Your goal: Hunt for the word "ylabel" across the entries below, copying each line that holds it.

________________________________________

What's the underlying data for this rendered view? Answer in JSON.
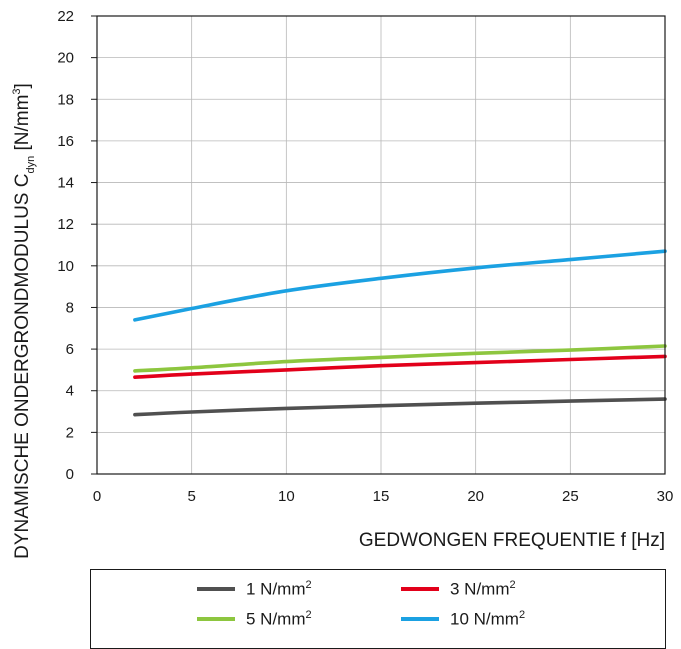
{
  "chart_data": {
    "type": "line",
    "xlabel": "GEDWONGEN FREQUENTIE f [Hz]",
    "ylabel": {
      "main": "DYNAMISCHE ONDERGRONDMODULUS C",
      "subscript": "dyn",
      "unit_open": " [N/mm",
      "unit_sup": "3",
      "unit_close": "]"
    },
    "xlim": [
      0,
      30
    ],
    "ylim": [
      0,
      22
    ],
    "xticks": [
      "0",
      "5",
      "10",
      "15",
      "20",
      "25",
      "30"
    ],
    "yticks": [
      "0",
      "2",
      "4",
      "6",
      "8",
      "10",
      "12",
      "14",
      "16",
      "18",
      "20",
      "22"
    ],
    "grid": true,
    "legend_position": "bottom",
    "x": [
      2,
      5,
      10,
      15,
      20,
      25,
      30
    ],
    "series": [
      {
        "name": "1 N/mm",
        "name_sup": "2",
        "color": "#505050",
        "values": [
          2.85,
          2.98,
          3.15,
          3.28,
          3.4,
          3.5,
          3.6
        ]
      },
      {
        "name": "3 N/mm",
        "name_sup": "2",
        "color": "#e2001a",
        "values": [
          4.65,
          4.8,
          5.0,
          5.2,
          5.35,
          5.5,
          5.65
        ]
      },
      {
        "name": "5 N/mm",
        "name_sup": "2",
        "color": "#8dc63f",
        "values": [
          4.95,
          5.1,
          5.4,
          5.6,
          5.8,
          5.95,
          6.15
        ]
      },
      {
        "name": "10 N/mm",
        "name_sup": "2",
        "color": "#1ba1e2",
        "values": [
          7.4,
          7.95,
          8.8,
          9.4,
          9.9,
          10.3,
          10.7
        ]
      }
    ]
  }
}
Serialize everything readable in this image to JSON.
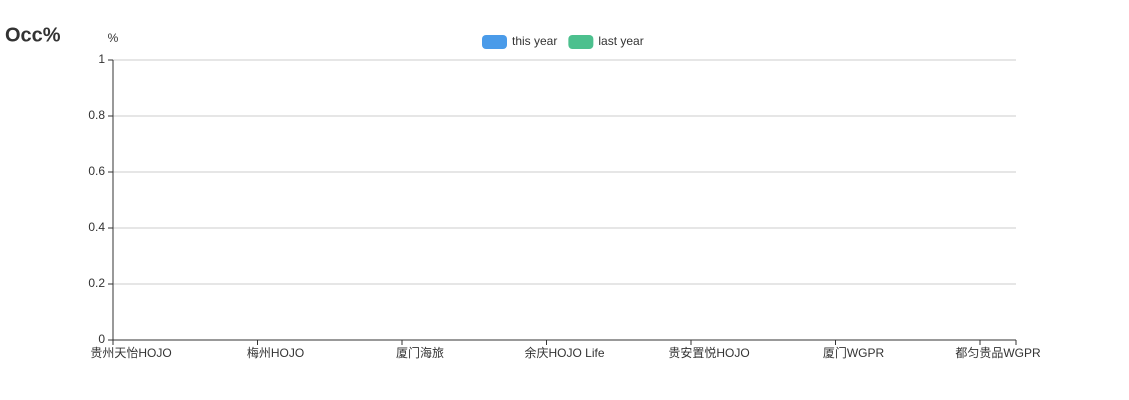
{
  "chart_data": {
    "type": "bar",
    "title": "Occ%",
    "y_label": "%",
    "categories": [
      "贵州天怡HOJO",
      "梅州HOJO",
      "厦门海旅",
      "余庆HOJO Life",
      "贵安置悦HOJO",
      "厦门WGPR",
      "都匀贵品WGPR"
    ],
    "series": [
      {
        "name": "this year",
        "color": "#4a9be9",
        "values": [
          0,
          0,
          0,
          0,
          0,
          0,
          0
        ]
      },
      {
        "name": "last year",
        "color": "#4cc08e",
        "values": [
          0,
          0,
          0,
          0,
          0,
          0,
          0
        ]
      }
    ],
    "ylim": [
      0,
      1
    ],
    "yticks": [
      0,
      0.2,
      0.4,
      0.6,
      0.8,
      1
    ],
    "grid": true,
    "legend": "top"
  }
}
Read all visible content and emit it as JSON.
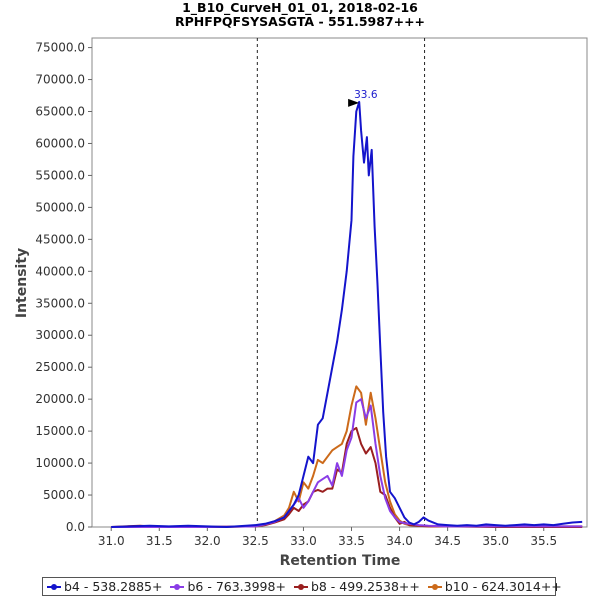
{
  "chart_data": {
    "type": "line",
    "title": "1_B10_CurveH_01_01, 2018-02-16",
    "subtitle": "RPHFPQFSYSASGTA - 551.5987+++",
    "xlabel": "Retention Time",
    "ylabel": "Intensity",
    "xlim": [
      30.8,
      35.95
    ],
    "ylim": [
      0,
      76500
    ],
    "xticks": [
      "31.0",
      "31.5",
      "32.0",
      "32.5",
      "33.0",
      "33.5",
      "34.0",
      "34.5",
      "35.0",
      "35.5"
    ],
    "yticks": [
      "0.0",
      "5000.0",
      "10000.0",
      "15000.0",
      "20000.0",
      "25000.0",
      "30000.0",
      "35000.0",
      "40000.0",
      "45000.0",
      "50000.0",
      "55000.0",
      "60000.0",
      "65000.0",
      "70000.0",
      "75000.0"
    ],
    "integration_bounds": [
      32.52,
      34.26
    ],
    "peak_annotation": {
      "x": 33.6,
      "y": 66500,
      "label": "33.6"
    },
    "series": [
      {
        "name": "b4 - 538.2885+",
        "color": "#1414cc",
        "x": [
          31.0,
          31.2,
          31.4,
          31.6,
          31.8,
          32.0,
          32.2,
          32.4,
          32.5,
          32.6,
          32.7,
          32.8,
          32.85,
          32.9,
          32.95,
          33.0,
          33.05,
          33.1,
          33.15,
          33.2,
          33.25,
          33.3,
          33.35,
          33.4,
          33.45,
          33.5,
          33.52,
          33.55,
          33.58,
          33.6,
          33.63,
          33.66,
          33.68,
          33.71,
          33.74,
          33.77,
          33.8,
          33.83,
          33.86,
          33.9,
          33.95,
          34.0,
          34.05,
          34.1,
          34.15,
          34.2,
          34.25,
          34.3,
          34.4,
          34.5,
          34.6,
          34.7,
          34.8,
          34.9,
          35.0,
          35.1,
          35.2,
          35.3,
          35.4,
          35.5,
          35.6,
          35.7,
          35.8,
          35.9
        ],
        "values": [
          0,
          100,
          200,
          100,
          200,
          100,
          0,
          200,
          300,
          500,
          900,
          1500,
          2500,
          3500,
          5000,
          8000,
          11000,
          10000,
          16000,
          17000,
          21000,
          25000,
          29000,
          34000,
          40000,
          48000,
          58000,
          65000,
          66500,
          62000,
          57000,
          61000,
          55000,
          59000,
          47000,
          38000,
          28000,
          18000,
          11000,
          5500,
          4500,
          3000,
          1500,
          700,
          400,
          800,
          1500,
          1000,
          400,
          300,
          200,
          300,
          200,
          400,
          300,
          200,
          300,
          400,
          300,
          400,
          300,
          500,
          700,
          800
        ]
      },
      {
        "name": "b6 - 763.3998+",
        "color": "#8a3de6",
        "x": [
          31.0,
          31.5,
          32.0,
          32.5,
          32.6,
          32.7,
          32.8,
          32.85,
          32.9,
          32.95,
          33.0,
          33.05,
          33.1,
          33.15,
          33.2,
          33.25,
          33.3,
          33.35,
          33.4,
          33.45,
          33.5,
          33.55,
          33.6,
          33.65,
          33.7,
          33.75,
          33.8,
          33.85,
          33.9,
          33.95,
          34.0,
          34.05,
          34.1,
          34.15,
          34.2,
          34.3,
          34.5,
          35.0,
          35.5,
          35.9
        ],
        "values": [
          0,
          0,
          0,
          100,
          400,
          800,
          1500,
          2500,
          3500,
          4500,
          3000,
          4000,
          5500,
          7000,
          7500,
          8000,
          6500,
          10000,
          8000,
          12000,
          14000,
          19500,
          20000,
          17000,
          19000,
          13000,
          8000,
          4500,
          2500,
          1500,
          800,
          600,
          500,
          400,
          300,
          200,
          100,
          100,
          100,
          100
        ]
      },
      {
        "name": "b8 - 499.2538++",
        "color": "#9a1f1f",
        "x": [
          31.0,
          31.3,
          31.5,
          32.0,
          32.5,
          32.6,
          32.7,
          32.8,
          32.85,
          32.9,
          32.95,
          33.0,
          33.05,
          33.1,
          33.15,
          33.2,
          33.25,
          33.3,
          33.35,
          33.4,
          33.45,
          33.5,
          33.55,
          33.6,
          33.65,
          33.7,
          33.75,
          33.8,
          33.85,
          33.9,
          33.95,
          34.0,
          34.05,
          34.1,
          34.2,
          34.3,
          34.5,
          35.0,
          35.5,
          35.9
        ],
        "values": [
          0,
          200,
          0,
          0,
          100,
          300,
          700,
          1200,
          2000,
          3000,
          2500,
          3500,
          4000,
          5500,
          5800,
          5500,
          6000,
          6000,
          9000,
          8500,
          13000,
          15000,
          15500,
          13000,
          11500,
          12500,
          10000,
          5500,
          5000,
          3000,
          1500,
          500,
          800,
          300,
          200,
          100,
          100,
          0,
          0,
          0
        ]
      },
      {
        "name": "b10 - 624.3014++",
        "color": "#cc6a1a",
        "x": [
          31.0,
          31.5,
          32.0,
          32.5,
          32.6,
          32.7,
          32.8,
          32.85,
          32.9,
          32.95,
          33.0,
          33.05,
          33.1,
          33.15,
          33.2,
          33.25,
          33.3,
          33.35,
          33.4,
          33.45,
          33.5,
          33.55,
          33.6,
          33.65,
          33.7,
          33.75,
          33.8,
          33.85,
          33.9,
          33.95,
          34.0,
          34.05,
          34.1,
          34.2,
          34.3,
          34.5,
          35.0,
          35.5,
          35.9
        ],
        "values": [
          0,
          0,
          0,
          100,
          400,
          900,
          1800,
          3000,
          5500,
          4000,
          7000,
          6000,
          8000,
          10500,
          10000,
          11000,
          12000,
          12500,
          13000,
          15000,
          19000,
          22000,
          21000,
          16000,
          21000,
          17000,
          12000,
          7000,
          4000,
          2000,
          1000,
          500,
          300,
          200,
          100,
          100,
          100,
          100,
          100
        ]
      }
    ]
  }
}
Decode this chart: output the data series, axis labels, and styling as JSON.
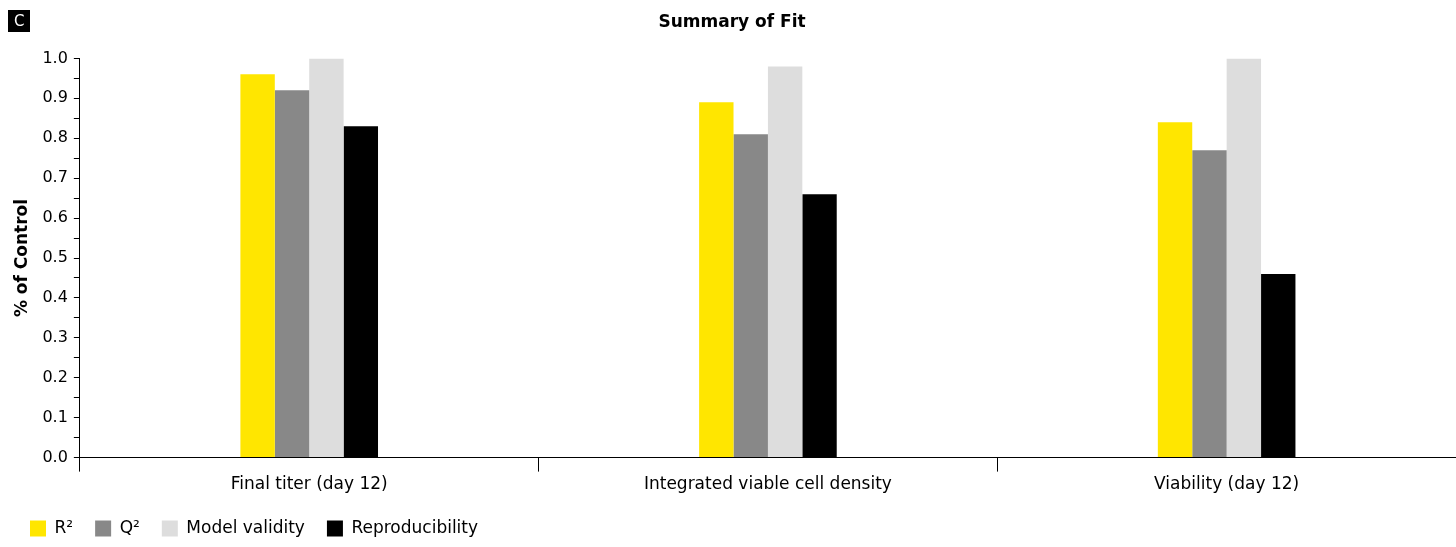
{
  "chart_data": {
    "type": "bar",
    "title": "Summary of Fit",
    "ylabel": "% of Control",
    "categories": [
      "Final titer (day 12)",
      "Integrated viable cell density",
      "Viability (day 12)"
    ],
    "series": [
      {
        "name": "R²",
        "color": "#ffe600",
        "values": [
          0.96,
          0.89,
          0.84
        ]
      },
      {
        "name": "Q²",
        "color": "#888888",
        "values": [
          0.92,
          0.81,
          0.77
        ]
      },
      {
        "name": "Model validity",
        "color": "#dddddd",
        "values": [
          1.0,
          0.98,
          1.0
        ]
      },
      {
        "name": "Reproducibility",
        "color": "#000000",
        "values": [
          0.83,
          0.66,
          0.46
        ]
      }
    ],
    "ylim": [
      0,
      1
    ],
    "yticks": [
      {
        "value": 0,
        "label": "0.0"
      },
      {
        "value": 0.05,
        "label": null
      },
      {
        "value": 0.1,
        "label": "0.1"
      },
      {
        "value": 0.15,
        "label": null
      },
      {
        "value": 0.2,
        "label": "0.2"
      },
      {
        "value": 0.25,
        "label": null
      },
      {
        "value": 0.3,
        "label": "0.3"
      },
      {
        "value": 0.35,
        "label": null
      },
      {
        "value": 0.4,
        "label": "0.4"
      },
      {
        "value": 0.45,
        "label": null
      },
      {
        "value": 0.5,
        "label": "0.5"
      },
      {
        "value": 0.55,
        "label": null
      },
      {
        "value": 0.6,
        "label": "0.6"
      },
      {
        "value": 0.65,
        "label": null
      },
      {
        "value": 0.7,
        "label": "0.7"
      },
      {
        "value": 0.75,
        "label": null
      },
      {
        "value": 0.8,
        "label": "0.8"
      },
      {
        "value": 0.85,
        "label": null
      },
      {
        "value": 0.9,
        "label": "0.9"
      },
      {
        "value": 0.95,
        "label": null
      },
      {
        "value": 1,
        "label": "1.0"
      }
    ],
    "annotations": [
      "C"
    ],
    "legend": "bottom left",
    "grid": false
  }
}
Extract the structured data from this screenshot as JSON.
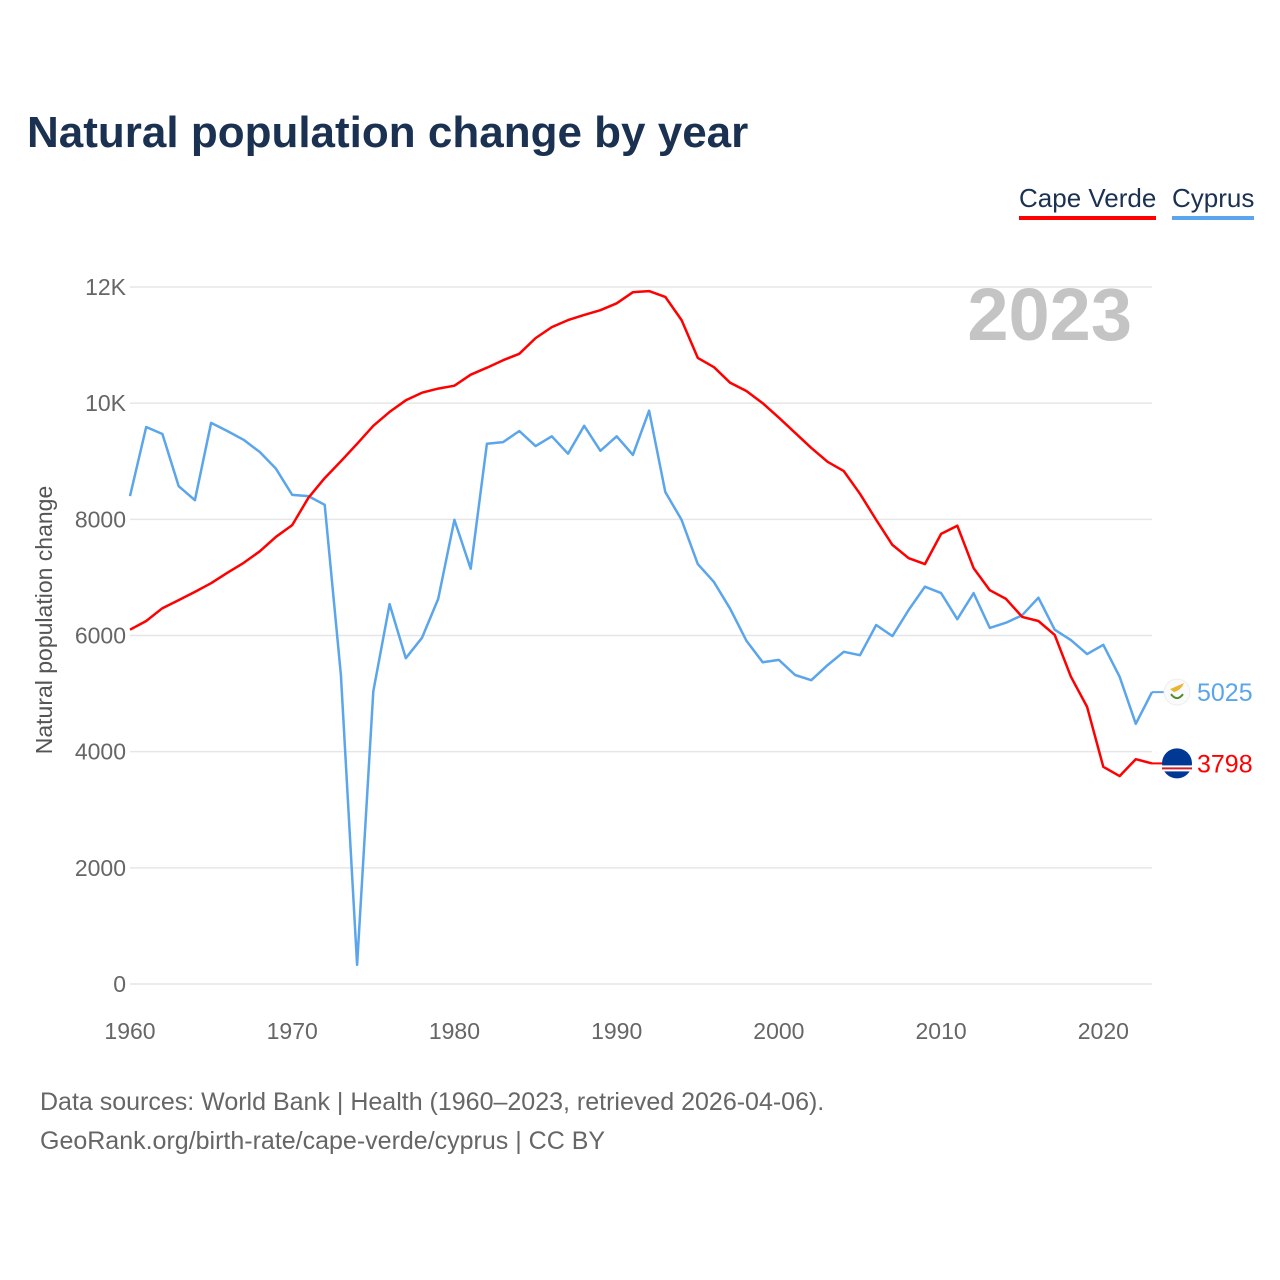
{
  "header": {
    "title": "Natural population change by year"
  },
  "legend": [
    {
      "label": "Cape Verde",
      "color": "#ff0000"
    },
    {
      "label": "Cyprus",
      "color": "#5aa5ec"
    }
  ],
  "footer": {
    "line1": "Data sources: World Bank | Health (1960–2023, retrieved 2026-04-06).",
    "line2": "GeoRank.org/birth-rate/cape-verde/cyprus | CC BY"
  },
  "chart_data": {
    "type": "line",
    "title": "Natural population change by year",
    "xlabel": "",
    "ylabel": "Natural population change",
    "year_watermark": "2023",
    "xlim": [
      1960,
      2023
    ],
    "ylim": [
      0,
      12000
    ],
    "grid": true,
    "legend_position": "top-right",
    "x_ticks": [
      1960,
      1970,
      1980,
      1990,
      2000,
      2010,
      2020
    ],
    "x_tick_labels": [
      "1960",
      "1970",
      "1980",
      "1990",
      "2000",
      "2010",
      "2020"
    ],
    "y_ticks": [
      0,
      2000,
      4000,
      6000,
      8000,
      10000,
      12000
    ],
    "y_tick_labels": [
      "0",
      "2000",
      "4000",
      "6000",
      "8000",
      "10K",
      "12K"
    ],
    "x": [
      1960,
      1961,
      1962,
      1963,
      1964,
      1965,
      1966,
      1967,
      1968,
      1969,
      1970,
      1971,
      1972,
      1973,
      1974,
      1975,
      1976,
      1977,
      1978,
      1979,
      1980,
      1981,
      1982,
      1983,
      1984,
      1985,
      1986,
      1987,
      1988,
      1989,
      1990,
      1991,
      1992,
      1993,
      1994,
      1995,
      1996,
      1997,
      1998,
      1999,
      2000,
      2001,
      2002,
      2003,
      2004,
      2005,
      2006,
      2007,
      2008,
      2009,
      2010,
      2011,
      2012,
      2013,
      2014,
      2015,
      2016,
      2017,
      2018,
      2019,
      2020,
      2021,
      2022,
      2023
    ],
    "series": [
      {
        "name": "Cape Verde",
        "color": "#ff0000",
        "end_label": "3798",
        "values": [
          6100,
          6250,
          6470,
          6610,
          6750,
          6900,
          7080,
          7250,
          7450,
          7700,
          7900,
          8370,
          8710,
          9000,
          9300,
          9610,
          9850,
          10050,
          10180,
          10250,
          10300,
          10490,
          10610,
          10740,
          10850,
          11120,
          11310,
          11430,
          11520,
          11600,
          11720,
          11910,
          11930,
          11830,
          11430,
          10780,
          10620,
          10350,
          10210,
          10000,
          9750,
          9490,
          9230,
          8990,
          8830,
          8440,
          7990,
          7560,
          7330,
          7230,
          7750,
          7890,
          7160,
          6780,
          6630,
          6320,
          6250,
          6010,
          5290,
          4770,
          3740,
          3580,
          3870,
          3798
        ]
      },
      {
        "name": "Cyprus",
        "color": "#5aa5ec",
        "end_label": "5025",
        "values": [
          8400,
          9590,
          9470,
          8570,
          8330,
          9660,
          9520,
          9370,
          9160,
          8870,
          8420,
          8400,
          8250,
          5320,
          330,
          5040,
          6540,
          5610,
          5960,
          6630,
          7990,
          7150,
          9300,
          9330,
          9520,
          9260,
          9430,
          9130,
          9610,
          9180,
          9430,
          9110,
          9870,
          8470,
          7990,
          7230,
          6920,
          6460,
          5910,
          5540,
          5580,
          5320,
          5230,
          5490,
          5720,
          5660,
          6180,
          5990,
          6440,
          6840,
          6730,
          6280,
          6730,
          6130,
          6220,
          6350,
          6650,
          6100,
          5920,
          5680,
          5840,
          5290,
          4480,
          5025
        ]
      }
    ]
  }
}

________________________________________

Expected answer:
    "ylabel": {
    "ylabel": "Intensity",
    "ylabel": "% of Control",
    "ylabel": "Natural population change",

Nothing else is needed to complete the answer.